##### Data entries #####

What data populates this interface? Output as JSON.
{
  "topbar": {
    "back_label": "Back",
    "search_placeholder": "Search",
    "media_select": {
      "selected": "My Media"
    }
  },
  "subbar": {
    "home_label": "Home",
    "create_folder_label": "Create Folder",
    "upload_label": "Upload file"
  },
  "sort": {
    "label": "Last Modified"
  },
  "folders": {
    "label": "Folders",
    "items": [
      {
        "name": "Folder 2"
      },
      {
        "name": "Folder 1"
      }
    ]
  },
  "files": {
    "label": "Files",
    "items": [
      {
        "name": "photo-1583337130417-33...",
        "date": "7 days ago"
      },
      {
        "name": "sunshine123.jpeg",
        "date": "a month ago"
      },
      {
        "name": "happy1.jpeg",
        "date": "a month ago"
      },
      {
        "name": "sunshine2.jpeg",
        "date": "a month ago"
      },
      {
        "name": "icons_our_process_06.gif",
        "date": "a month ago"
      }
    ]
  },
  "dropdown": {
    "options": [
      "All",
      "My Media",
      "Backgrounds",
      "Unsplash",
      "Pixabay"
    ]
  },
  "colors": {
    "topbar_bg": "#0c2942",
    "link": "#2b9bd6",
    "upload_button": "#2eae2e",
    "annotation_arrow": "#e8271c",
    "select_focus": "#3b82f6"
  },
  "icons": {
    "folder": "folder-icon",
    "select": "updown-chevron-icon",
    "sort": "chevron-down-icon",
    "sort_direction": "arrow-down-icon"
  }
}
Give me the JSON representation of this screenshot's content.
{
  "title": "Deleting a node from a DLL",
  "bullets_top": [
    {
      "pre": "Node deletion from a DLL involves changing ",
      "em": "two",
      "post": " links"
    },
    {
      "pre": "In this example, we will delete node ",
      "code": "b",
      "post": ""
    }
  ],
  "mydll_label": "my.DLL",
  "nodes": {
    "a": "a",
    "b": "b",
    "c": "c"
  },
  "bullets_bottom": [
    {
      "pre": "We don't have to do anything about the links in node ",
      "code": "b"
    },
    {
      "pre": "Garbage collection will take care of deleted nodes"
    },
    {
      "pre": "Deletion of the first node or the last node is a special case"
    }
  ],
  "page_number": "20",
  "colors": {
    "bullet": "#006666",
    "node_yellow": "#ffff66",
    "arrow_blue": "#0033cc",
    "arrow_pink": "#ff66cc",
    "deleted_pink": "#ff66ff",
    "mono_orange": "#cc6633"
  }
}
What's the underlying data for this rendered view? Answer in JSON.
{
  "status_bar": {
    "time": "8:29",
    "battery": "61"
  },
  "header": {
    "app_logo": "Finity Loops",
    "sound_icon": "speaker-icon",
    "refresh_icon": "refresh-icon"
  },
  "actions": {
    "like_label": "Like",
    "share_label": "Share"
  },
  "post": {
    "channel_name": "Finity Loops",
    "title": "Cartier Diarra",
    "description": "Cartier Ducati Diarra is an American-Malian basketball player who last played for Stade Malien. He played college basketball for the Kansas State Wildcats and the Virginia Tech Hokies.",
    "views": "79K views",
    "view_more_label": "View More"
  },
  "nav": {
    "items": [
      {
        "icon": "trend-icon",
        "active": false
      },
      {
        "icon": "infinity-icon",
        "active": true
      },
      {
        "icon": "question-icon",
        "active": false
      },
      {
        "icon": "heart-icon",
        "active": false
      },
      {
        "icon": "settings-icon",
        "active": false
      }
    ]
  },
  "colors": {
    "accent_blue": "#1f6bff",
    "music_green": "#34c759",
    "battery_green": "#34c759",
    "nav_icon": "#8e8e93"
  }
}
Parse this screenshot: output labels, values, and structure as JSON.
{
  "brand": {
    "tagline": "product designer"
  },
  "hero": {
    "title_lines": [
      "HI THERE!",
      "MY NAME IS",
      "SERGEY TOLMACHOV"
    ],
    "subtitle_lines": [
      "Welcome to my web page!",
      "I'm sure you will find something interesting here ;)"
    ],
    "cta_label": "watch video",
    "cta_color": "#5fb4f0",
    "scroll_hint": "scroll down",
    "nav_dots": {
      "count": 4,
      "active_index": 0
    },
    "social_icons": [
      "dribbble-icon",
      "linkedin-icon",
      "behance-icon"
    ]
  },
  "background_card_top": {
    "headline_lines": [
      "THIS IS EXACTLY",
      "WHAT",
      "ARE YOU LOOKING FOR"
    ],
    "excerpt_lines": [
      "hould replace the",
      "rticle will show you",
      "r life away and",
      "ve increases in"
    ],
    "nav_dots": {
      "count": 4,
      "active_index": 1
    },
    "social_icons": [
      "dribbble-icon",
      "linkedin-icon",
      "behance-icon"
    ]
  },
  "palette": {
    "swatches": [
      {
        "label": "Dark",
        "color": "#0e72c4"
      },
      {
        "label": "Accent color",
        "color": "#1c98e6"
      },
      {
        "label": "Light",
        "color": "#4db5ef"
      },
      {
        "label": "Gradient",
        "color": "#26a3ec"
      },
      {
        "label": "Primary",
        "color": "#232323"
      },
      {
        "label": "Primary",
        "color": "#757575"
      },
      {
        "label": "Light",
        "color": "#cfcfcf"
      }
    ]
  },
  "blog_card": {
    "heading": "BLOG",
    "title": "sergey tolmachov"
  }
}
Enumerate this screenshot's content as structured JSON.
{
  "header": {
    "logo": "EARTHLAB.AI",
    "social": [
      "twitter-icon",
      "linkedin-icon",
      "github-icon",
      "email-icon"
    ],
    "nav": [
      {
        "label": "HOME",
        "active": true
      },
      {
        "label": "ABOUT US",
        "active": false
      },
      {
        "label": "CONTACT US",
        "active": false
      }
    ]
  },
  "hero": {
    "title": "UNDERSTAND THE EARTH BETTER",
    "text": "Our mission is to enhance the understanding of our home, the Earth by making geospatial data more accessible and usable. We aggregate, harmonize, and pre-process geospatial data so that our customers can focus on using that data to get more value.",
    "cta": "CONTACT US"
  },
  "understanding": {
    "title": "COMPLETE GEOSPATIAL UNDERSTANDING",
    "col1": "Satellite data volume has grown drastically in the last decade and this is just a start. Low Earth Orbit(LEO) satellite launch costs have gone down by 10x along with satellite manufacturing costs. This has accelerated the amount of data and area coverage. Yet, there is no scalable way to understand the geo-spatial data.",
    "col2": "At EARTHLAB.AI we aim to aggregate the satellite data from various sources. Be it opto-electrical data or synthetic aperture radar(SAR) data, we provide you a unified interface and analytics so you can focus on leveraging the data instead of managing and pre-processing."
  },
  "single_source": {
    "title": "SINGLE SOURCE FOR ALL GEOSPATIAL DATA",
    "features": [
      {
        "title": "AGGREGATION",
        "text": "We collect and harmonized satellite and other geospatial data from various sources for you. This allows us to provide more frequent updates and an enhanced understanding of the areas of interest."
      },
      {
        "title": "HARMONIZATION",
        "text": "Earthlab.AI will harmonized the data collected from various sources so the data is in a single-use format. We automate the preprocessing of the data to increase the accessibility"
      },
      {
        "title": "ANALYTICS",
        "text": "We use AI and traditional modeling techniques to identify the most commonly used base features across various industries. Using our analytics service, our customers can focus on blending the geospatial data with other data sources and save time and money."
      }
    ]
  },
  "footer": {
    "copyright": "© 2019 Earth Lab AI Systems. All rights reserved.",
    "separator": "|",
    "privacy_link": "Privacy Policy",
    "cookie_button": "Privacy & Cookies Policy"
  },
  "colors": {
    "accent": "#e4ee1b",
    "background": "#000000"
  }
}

#####

> **Task instructions**
Transcribe each record exactly. Leave nothing out.

> **Solution for this task**
What data populates this interface? Output as JSON.
{
  "topbar": {
    "back_label": "Back",
    "search_placeholder": "Search",
    "media_select": {
      "selected": "My Media"
    }
  },
  "subbar": {
    "home_label": "Home",
    "create_folder_label": "Create Folder",
    "upload_label": "Upload file"
  },
  "sort": {
    "label": "Last Modified"
  },
  "folders": {
    "label": "Folders",
    "items": [
      {
        "name": "Folder 2"
      },
      {
        "name": "Folder 1"
      }
    ]
  },
  "files": {
    "label": "Files",
    "items": [
      {
        "name": "photo-1583337130417-33...",
        "date": "7 days ago"
      },
      {
        "name": "sunshine123.jpeg",
        "date": "a month ago"
      },
      {
        "name": "happy1.jpeg",
        "date": "a month ago"
      },
      {
        "name": "sunshine2.jpeg",
        "date": "a month ago"
      },
      {
        "name": "icons_our_process_06.gif",
        "date": "a month ago"
      }
    ]
  },
  "dropdown": {
    "options": [
      "All",
      "My Media",
      "Backgrounds",
      "Unsplash",
      "Pixabay"
    ]
  },
  "colors": {
    "topbar_bg": "#0c2942",
    "link": "#2b9bd6",
    "upload_button": "#2eae2e",
    "annotation_arrow": "#e8271c",
    "select_focus": "#3b82f6"
  },
  "icons": {
    "folder": "folder-icon",
    "select": "updown-chevron-icon",
    "sort": "chevron-down-icon",
    "sort_direction": "arrow-down-icon"
  }
}
Give me the JSON representation of this screenshot's content.
{
  "title": "Deleting a node from a DLL",
  "bullets_top": [
    {
      "pre": "Node deletion from a DLL involves changing ",
      "em": "two",
      "post": " links"
    },
    {
      "pre": "In this example, we will delete node ",
      "code": "b",
      "post": ""
    }
  ],
  "mydll_label": "my.DLL",
  "nodes": {
    "a": "a",
    "b": "b",
    "c": "c"
  },
  "bullets_bottom": [
    {
      "pre": "We don't have to do anything about the links in node ",
      "code": "b"
    },
    {
      "pre": "Garbage collection will take care of deleted nodes"
    },
    {
      "pre": "Deletion of the first node or the last node is a special case"
    }
  ],
  "page_number": "20",
  "colors": {
    "bullet": "#006666",
    "node_yellow": "#ffff66",
    "arrow_blue": "#0033cc",
    "arrow_pink": "#ff66cc",
    "deleted_pink": "#ff66ff",
    "mono_orange": "#cc6633"
  }
}
What's the underlying data for this rendered view? Answer in JSON.
{
  "status_bar": {
    "time": "8:29",
    "battery": "61"
  },
  "header": {
    "app_logo": "Finity Loops",
    "sound_icon": "speaker-icon",
    "refresh_icon": "refresh-icon"
  },
  "actions": {
    "like_label": "Like",
    "share_label": "Share"
  },
  "post": {
    "channel_name": "Finity Loops",
    "title": "Cartier Diarra",
    "description": "Cartier Ducati Diarra is an American-Malian basketball player who last played for Stade Malien. He played college basketball for the Kansas State Wildcats and the Virginia Tech Hokies.",
    "views": "79K views",
    "view_more_label": "View More"
  },
  "nav": {
    "items": [
      {
        "icon": "trend-icon",
        "active": false
      },
      {
        "icon": "infinity-icon",
        "active": true
      },
      {
        "icon": "question-icon",
        "active": false
      },
      {
        "icon": "heart-icon",
        "active": false
      },
      {
        "icon": "settings-icon",
        "active": false
      }
    ]
  },
  "colors": {
    "accent_blue": "#1f6bff",
    "music_green": "#34c759",
    "battery_green": "#34c759",
    "nav_icon": "#8e8e93"
  }
}
Parse this screenshot: output labels, values, and structure as JSON.
{
  "brand": {
    "tagline": "product designer"
  },
  "hero": {
    "title_lines": [
      "HI THERE!",
      "MY NAME IS",
      "SERGEY TOLMACHOV"
    ],
    "subtitle_lines": [
      "Welcome to my web page!",
      "I'm sure you will find something interesting here ;)"
    ],
    "cta_label": "watch video",
    "cta_color": "#5fb4f0",
    "scroll_hint": "scroll down",
    "nav_dots": {
      "count": 4,
      "active_index": 0
    },
    "social_icons": [
      "dribbble-icon",
      "linkedin-icon",
      "behance-icon"
    ]
  },
  "background_card_top": {
    "headline_lines": [
      "THIS IS EXACTLY",
      "WHAT",
      "ARE YOU LOOKING FOR"
    ],
    "excerpt_lines": [
      "hould replace the",
      "rticle will show you",
      "r life away and",
      "ve increases in"
    ],
    "nav_dots": {
      "count": 4,
      "active_index": 1
    },
    "social_icons": [
      "dribbble-icon",
      "linkedin-icon",
      "behance-icon"
    ]
  },
  "palette": {
    "swatches": [
      {
        "label": "Dark",
        "color": "#0e72c4"
      },
      {
        "label": "Accent color",
        "color": "#1c98e6"
      },
      {
        "label": "Light",
        "color": "#4db5ef"
      },
      {
        "label": "Gradient",
        "color": "#26a3ec"
      },
      {
        "label": "Primary",
        "color": "#232323"
      },
      {
        "label": "Primary",
        "color": "#757575"
      },
      {
        "label": "Light",
        "color": "#cfcfcf"
      }
    ]
  },
  "blog_card": {
    "heading": "BLOG",
    "title": "sergey tolmachov"
  }
}
Enumerate this screenshot's content as structured JSON.
{
  "header": {
    "logo": "EARTHLAB.AI",
    "social": [
      "twitter-icon",
      "linkedin-icon",
      "github-icon",
      "email-icon"
    ],
    "nav": [
      {
        "label": "HOME",
        "active": true
      },
      {
        "label": "ABOUT US",
        "active": false
      },
      {
        "label": "CONTACT US",
        "active": false
      }
    ]
  },
  "hero": {
    "title": "UNDERSTAND THE EARTH BETTER",
    "text": "Our mission is to enhance the understanding of our home, the Earth by making geospatial data more accessible and usable. We aggregate, harmonize, and pre-process geospatial data so that our customers can focus on using that data to get more value.",
    "cta": "CONTACT US"
  },
  "understanding": {
    "title": "COMPLETE GEOSPATIAL UNDERSTANDING",
    "col1": "Satellite data volume has grown drastically in the last decade and this is just a start. Low Earth Orbit(LEO) satellite launch costs have gone down by 10x along with satellite manufacturing costs. This has accelerated the amount of data and area coverage. Yet, there is no scalable way to understand the geo-spatial data.",
    "col2": "At EARTHLAB.AI we aim to aggregate the satellite data from various sources. Be it opto-electrical data or synthetic aperture radar(SAR) data, we provide you a unified interface and analytics so you can focus on leveraging the data instead of managing and pre-processing."
  },
  "single_source": {
    "title": "SINGLE SOURCE FOR ALL GEOSPATIAL DATA",
    "features": [
      {
        "title": "AGGREGATION",
        "text": "We collect and harmonized satellite and other geospatial data from various sources for you. This allows us to provide more frequent updates and an enhanced understanding of the areas of interest."
      },
      {
        "title": "HARMONIZATION",
        "text": "Earthlab.AI will harmonized the data collected from various sources so the data is in a single-use format. We automate the preprocessing of the data to increase the accessibility"
      },
      {
        "title": "ANALYTICS",
        "text": "We use AI and traditional modeling techniques to identify the most commonly used base features across various industries. Using our analytics service, our customers can focus on blending the geospatial data with other data sources and save time and money."
      }
    ]
  },
  "footer": {
    "copyright": "© 2019 Earth Lab AI Systems. All rights reserved.",
    "separator": "|",
    "privacy_link": "Privacy Policy",
    "cookie_button": "Privacy & Cookies Policy"
  },
  "colors": {
    "accent": "#e4ee1b",
    "background": "#000000"
  }
}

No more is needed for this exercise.